### Given exercise
Repeat the listing exactly as given, omitting every image.

Extracted data entries:

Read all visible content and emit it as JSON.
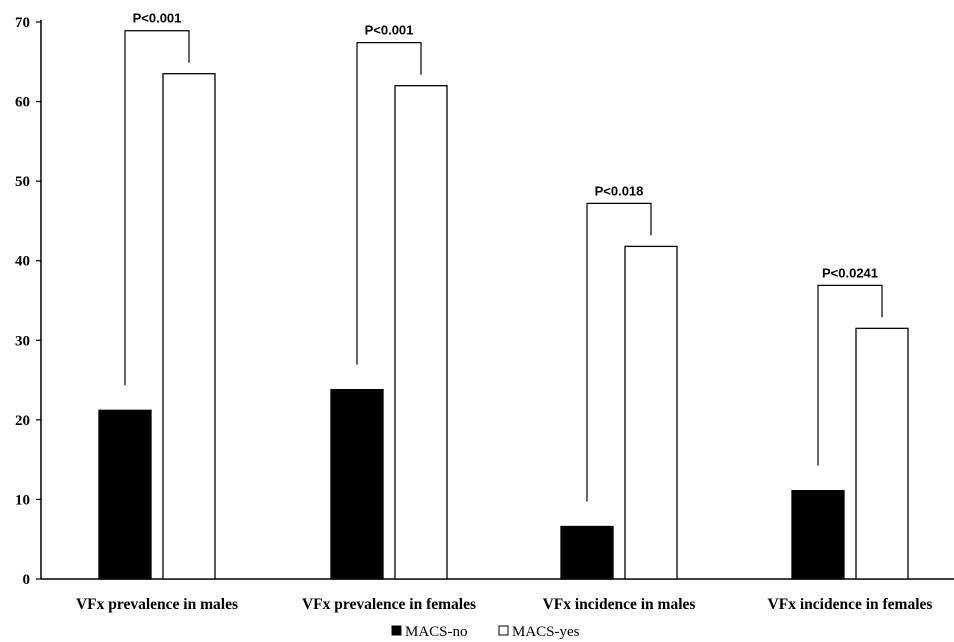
{
  "chart_data": {
    "type": "bar",
    "categories": [
      "VFx prevalence in males",
      "VFx prevalence in females",
      "VFx incidence in males",
      "VFx incidence in females"
    ],
    "series": [
      {
        "name": "MACS-no",
        "values": [
          21.2,
          23.8,
          6.6,
          11.1
        ],
        "color": "#000000"
      },
      {
        "name": "MACS-yes",
        "values": [
          63.5,
          62.0,
          41.8,
          31.5
        ],
        "color": "#ffffff"
      }
    ],
    "annotations": [
      "P<0.001",
      "P<0.001",
      "P<0.018",
      "P<0.0241"
    ],
    "ylim": [
      0,
      70
    ],
    "yticks": [
      0,
      10,
      20,
      30,
      40,
      50,
      60,
      70
    ],
    "grid": false,
    "legend_position": "bottom-center"
  }
}
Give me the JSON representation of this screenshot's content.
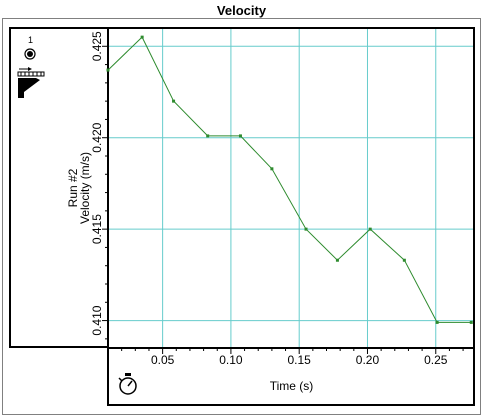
{
  "chart_data": {
    "type": "line",
    "title": "Velocity",
    "xlabel": "Time (s)",
    "ylabel": "Velocity (m/s)",
    "run_label": "Run #2",
    "x_ticks": [
      "0.05",
      "0.10",
      "0.15",
      "0.20",
      "0.25"
    ],
    "y_ticks": [
      "0.425",
      "0.420",
      "0.415",
      "0.410"
    ],
    "xlim": [
      0.01,
      0.278
    ],
    "ylim": [
      0.4085,
      0.426
    ],
    "grid": true,
    "colors": {
      "line": "#2e8b2e",
      "grid": "#66cccc",
      "axis": "#000000"
    },
    "series": [
      {
        "x": [
          0.01,
          0.035,
          0.058,
          0.083,
          0.107,
          0.13,
          0.155,
          0.178,
          0.202,
          0.227,
          0.251,
          0.276
        ],
        "y": [
          0.4237,
          0.4255,
          0.422,
          0.4201,
          0.4201,
          0.4183,
          0.415,
          0.4133,
          0.415,
          0.4133,
          0.4099,
          0.4099
        ]
      }
    ]
  },
  "toolbar": {
    "tool_number": "1",
    "sensor_icon": "sensor-icon",
    "graph_tool_icon": "graph-tool-icon",
    "stopwatch_icon": "stopwatch-icon"
  }
}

### Answer to the task
Read all visible content and emit it as JSON.
{
  "chart_data": {
    "type": "bar",
    "categories": [
      "VFx prevalence in males",
      "VFx prevalence in females",
      "VFx incidence in males",
      "VFx incidence in females"
    ],
    "series": [
      {
        "name": "MACS-no",
        "values": [
          21.2,
          23.8,
          6.6,
          11.1
        ],
        "color": "#000000"
      },
      {
        "name": "MACS-yes",
        "values": [
          63.5,
          62.0,
          41.8,
          31.5
        ],
        "color": "#ffffff"
      }
    ],
    "annotations": [
      "P<0.001",
      "P<0.001",
      "P<0.018",
      "P<0.0241"
    ],
    "ylim": [
      0,
      70
    ],
    "yticks": [
      0,
      10,
      20,
      30,
      40,
      50,
      60,
      70
    ],
    "grid": false,
    "legend_position": "bottom-center"
  }
}
Give me the JSON representation of this screenshot's content.
{
  "chart_data": {
    "type": "line",
    "title": "Velocity",
    "xlabel": "Time (s)",
    "ylabel": "Velocity (m/s)",
    "run_label": "Run #2",
    "x_ticks": [
      "0.05",
      "0.10",
      "0.15",
      "0.20",
      "0.25"
    ],
    "y_ticks": [
      "0.425",
      "0.420",
      "0.415",
      "0.410"
    ],
    "xlim": [
      0.01,
      0.278
    ],
    "ylim": [
      0.4085,
      0.426
    ],
    "grid": true,
    "colors": {
      "line": "#2e8b2e",
      "grid": "#66cccc",
      "axis": "#000000"
    },
    "series": [
      {
        "x": [
          0.01,
          0.035,
          0.058,
          0.083,
          0.107,
          0.13,
          0.155,
          0.178,
          0.202,
          0.227,
          0.251,
          0.276
        ],
        "y": [
          0.4237,
          0.4255,
          0.422,
          0.4201,
          0.4201,
          0.4183,
          0.415,
          0.4133,
          0.415,
          0.4133,
          0.4099,
          0.4099
        ]
      }
    ]
  },
  "toolbar": {
    "tool_number": "1",
    "sensor_icon": "sensor-icon",
    "graph_tool_icon": "graph-tool-icon",
    "stopwatch_icon": "stopwatch-icon"
  }
}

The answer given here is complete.